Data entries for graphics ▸
* START *

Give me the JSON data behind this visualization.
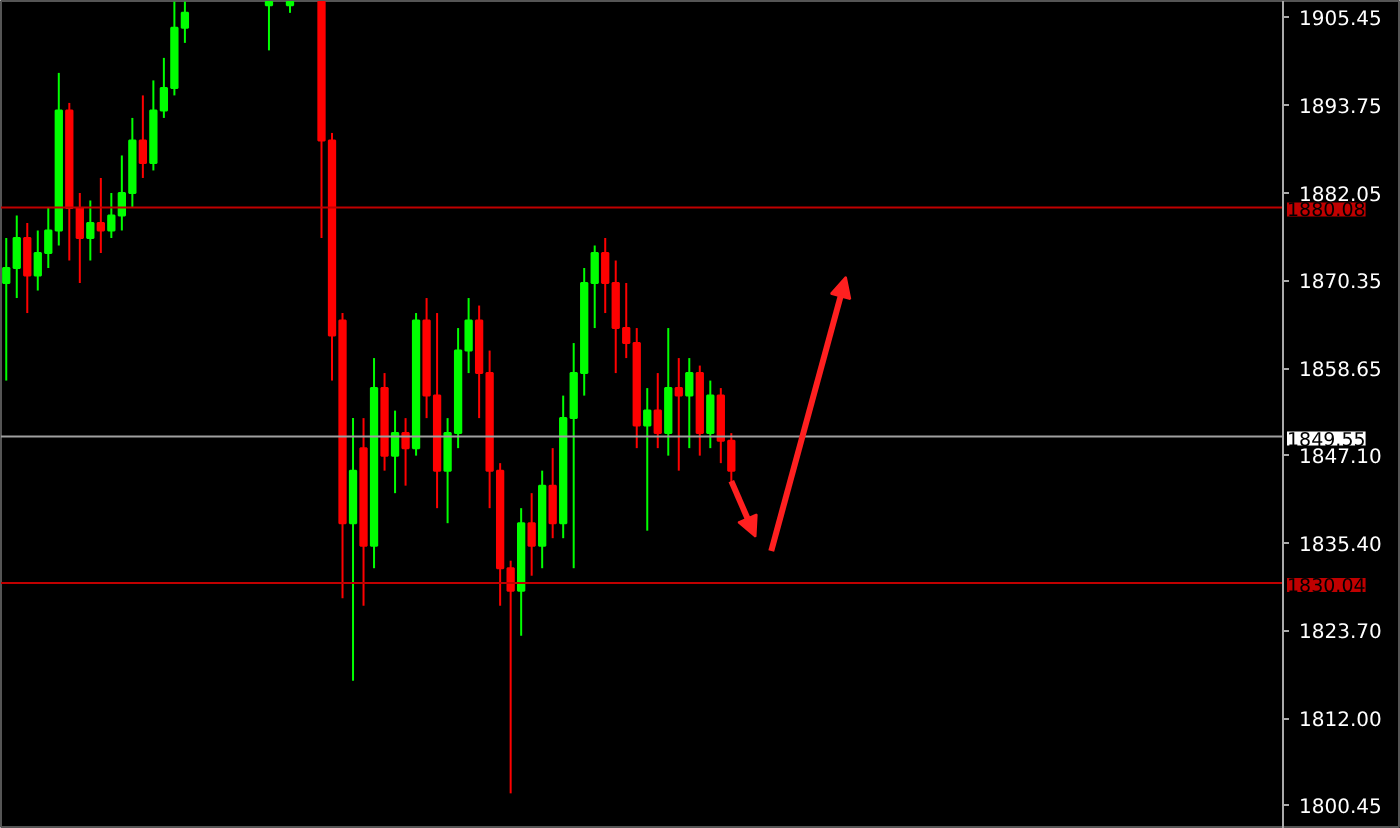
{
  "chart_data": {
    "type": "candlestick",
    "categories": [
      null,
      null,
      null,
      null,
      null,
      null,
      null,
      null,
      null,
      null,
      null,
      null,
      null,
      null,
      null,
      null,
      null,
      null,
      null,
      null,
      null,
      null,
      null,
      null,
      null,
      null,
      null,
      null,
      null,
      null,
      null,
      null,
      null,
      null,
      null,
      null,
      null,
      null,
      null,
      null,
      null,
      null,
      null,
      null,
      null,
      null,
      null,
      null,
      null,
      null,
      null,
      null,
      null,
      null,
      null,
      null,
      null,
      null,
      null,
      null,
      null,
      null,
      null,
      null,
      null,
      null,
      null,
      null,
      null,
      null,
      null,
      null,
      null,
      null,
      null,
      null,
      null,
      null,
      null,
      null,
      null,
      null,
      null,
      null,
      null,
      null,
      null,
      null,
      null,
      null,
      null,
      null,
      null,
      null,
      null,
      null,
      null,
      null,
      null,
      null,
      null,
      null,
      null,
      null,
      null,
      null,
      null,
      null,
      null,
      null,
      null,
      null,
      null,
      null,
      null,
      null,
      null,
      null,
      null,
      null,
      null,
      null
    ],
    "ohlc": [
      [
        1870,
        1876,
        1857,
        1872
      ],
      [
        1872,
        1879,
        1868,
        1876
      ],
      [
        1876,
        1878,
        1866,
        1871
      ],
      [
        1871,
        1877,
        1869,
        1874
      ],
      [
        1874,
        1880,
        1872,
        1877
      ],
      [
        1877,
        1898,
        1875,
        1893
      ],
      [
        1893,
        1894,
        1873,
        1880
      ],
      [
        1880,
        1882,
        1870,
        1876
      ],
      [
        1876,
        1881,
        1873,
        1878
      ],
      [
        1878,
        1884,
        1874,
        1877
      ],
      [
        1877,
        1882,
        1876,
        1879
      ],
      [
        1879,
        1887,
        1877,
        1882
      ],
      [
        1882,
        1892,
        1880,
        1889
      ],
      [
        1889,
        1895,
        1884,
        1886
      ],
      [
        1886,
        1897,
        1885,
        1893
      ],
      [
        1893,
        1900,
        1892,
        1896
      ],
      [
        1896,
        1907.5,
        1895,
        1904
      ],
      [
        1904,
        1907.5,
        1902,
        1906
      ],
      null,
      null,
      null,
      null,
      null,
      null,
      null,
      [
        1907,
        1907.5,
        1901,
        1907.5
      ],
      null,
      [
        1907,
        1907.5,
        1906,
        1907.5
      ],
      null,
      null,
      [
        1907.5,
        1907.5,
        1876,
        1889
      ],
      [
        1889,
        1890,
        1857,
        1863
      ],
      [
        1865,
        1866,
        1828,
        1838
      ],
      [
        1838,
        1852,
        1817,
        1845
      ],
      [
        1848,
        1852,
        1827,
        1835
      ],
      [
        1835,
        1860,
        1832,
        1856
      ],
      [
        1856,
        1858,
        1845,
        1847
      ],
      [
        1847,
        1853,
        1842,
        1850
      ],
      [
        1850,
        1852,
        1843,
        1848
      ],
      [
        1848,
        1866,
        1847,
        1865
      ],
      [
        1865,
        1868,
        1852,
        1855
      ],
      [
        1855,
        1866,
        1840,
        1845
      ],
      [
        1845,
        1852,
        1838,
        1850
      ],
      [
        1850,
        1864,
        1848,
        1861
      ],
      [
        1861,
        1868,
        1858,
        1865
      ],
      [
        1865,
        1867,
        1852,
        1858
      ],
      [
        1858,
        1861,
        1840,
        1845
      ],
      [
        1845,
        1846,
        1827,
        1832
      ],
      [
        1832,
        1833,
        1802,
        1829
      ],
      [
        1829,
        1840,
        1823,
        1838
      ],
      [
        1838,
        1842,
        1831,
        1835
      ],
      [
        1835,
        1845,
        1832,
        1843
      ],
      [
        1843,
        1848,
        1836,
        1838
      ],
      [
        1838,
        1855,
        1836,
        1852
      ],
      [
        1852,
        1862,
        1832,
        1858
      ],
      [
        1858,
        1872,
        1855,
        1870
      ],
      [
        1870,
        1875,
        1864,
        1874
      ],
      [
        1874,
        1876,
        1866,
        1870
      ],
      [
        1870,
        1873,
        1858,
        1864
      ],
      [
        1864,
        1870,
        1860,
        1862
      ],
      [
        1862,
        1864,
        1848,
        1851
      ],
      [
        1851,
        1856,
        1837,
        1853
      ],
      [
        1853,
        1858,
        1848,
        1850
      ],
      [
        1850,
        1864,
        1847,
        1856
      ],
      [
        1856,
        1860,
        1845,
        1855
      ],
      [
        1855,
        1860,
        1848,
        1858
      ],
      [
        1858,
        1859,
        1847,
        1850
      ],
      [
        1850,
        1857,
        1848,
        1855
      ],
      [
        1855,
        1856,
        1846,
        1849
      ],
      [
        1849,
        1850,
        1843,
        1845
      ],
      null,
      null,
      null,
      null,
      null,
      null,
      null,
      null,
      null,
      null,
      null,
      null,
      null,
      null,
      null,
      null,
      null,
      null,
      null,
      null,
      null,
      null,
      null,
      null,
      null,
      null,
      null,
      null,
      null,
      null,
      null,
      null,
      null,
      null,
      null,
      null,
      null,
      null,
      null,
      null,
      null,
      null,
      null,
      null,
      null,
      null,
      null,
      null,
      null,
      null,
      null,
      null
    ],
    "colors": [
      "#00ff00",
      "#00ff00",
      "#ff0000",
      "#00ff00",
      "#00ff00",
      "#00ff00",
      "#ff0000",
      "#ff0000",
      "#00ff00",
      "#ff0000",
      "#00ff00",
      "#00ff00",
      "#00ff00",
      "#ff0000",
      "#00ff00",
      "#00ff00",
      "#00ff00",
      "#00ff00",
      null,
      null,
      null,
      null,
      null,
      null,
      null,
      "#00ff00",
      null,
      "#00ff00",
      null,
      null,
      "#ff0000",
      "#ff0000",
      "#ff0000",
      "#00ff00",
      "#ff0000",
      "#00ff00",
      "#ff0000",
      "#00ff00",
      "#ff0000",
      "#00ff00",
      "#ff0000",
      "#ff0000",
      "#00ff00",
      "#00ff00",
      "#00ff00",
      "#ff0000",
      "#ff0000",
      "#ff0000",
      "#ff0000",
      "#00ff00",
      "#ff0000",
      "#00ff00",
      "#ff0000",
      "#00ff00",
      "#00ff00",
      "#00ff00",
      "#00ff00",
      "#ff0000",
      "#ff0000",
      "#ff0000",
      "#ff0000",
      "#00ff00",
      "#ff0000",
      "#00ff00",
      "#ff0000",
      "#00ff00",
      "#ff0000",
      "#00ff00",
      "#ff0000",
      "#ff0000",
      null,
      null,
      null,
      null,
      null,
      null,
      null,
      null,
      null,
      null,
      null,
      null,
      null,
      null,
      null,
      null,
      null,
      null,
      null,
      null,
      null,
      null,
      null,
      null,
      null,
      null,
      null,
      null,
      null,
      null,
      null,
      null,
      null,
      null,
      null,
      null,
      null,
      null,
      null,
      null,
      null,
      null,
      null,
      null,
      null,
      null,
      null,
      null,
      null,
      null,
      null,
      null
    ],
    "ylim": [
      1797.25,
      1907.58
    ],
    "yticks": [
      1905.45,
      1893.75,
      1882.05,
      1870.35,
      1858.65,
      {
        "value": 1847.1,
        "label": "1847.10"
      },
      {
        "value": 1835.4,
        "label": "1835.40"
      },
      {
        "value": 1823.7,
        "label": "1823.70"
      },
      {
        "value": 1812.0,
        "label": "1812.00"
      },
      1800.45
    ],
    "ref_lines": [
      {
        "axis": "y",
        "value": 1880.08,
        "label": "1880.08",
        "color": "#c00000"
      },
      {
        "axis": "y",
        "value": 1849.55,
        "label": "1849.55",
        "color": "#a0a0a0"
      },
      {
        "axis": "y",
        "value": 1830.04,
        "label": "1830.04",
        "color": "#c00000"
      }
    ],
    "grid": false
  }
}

* END *
* START *

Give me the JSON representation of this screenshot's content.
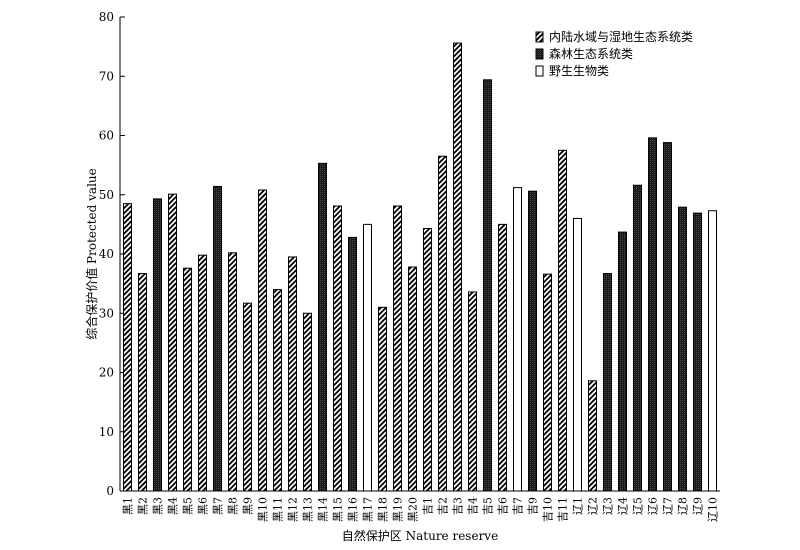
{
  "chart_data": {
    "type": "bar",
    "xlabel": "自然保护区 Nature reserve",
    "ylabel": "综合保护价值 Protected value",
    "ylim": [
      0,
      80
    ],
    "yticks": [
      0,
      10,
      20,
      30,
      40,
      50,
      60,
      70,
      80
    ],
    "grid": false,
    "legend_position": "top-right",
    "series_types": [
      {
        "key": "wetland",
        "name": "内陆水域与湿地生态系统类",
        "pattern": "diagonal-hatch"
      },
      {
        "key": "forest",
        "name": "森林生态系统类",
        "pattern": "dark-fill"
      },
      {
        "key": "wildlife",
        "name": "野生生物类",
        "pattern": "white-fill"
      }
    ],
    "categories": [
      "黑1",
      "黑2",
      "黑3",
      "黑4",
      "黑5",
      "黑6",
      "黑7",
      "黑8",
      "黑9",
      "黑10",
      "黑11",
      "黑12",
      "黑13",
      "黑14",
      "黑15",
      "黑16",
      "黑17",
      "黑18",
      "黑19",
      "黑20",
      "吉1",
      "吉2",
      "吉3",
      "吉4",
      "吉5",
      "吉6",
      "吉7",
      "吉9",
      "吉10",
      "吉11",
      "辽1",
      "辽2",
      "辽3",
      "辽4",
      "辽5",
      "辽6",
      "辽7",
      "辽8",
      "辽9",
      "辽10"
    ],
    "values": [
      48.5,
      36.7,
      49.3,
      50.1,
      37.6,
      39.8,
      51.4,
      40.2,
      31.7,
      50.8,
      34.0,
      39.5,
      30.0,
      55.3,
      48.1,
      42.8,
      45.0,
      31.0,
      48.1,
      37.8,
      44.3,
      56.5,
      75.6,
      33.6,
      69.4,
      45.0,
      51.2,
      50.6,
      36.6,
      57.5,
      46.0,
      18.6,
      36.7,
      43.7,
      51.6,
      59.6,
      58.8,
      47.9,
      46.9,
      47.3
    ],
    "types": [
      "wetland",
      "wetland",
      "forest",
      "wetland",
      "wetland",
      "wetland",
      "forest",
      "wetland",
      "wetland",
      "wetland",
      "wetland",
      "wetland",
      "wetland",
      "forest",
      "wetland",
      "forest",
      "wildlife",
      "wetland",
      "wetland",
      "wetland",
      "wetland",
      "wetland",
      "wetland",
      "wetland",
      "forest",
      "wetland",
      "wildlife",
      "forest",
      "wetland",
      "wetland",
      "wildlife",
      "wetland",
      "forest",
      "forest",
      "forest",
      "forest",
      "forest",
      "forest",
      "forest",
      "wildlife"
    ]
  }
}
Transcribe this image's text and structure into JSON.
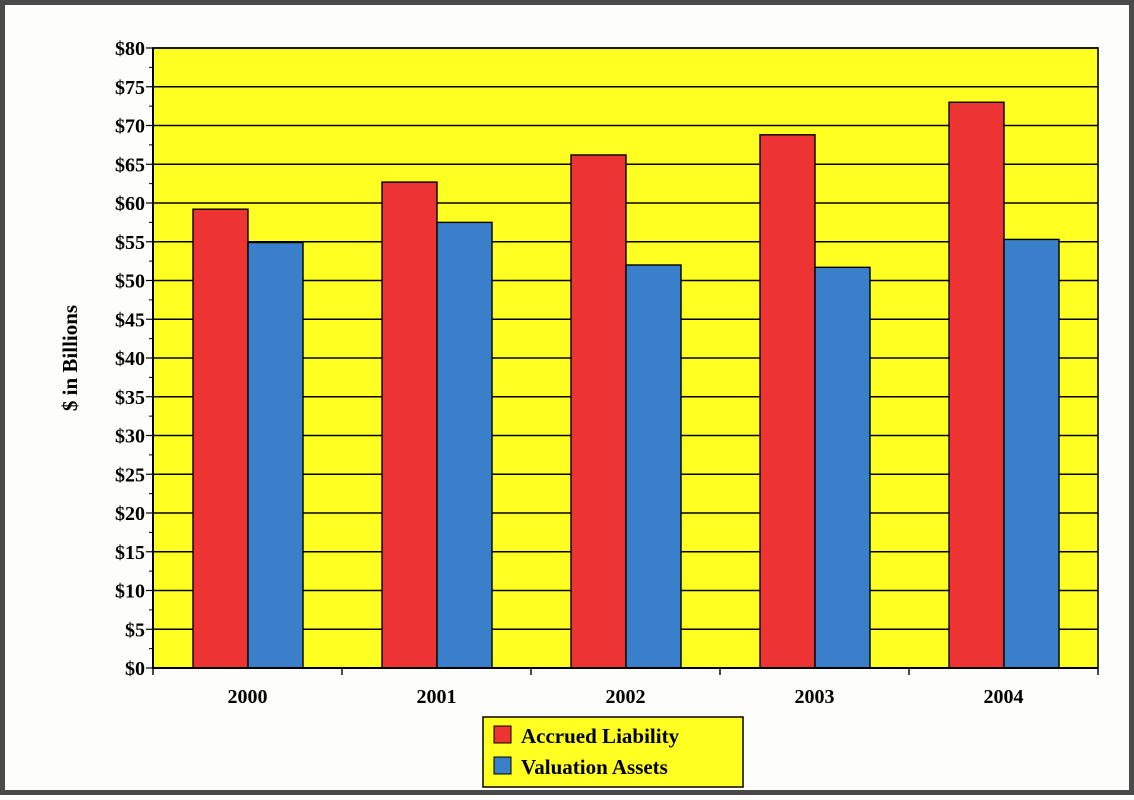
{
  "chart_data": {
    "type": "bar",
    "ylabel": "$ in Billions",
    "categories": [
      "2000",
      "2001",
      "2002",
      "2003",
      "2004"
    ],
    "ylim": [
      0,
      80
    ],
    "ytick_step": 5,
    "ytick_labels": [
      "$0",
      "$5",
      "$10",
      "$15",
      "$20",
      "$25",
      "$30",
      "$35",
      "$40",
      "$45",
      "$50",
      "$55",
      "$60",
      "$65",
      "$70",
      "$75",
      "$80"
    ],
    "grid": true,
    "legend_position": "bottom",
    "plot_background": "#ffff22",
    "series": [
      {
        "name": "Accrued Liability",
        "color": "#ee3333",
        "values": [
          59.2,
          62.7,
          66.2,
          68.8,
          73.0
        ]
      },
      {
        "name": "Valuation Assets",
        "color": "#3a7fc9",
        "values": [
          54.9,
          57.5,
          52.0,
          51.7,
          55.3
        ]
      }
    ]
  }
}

* END *
* START *

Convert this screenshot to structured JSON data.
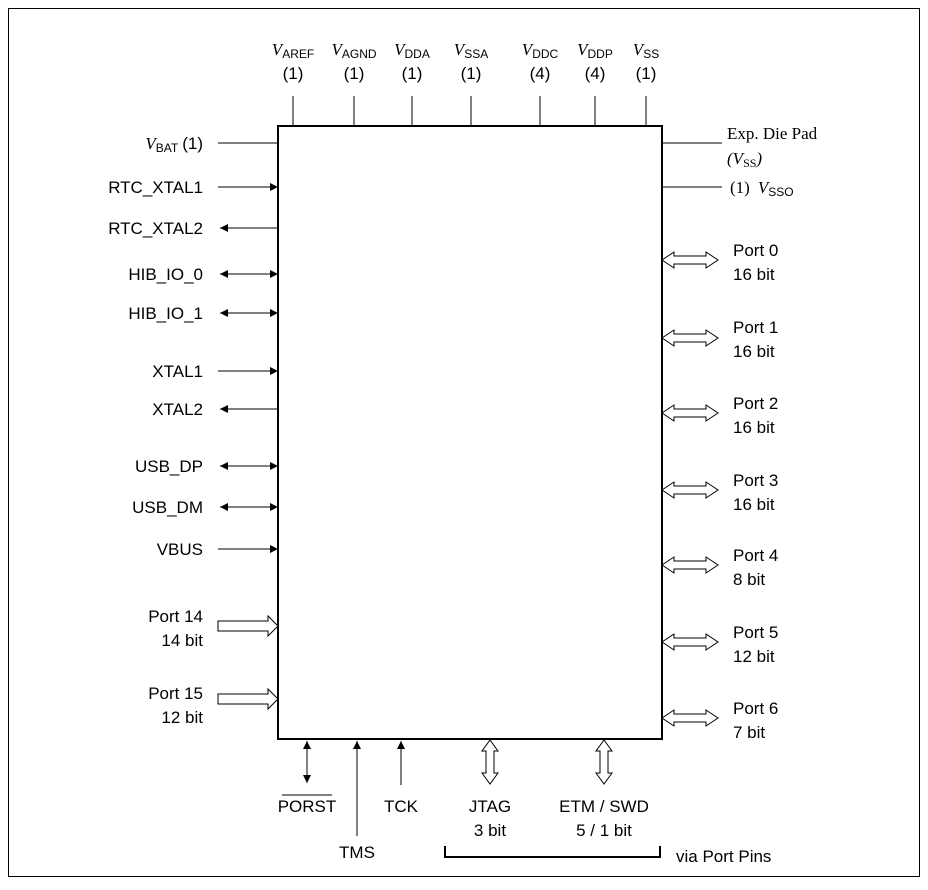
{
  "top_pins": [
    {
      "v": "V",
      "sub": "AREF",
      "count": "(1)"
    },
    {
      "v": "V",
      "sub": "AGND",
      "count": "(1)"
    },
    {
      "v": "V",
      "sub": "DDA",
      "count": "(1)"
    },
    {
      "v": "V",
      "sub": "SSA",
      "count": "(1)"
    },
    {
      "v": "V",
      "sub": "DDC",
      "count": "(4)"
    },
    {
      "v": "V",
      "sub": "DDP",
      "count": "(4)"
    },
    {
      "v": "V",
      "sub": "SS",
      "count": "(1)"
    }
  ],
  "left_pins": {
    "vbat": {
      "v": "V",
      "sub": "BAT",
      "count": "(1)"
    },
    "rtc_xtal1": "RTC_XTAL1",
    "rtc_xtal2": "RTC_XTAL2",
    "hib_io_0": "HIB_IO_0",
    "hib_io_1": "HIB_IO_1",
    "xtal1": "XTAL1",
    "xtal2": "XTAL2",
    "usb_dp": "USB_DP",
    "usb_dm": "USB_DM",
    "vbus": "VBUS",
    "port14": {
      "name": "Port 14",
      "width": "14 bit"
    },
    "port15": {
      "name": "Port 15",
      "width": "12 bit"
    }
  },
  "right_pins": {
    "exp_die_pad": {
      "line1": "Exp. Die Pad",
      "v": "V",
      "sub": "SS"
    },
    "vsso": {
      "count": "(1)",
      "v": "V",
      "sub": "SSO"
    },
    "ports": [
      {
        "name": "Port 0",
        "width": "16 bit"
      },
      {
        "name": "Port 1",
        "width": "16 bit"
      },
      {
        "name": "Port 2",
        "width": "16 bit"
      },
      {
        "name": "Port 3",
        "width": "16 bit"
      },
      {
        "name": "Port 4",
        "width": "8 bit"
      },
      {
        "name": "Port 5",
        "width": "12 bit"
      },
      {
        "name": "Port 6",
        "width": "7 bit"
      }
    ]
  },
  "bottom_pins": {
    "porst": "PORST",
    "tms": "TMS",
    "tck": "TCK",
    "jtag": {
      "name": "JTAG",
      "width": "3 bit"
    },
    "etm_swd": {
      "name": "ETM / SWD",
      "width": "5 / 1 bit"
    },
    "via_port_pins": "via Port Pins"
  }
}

* END *

Direction ▸
Count the lines of the material that include the word "pattern", then state only the total.

Task output ▸
3